**DESCRIPTION OF THE TASK**
Gather every line below that contains the word "type", treating uppercase and lowercase letters as different.

Bounding box entries:
_ _ _

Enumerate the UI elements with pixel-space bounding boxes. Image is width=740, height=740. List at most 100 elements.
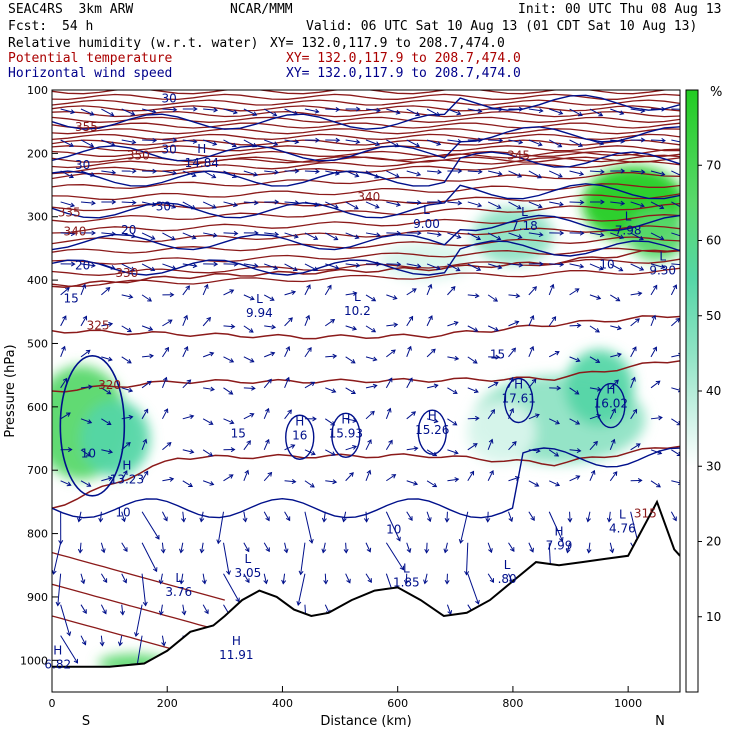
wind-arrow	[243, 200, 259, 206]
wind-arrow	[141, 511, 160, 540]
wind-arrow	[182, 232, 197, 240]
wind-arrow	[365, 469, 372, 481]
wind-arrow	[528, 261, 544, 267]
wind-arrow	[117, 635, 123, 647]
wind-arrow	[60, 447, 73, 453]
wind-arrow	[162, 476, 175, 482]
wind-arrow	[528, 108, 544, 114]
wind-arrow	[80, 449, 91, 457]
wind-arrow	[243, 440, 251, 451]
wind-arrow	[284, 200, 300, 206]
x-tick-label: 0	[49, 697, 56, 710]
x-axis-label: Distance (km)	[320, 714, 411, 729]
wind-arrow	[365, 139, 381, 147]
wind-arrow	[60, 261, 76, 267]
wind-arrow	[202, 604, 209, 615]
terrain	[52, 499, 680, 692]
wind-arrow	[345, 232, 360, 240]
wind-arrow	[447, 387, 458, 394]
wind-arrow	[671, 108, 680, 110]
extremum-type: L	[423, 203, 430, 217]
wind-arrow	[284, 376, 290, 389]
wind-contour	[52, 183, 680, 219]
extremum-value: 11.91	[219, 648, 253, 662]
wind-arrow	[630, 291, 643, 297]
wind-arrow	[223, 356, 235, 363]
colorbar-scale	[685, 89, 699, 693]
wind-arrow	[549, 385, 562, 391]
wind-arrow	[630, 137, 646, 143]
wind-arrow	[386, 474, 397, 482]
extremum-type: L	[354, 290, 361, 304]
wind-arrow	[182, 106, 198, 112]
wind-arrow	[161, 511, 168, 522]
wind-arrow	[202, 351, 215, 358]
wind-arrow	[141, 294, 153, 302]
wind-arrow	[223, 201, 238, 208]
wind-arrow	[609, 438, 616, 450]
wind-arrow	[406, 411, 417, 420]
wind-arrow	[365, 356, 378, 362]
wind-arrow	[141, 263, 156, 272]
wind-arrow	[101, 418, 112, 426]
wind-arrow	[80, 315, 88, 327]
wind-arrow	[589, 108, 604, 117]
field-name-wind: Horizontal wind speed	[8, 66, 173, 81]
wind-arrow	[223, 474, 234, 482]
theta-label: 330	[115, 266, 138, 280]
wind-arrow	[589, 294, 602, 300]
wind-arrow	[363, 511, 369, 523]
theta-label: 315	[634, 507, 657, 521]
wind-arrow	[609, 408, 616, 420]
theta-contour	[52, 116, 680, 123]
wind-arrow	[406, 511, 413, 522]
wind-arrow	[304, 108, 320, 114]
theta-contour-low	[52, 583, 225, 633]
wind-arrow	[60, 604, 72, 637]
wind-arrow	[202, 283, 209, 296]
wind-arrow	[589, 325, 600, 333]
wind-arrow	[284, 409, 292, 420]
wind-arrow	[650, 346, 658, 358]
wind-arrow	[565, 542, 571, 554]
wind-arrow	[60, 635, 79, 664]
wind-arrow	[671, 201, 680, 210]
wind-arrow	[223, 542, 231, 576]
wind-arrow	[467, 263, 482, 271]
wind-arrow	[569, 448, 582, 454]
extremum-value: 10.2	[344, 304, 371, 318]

_ _ _

**SOLUTION FOR THIS TASK**
extremum-type: L	[423, 203, 430, 217]
extremum-type: L	[354, 290, 361, 304]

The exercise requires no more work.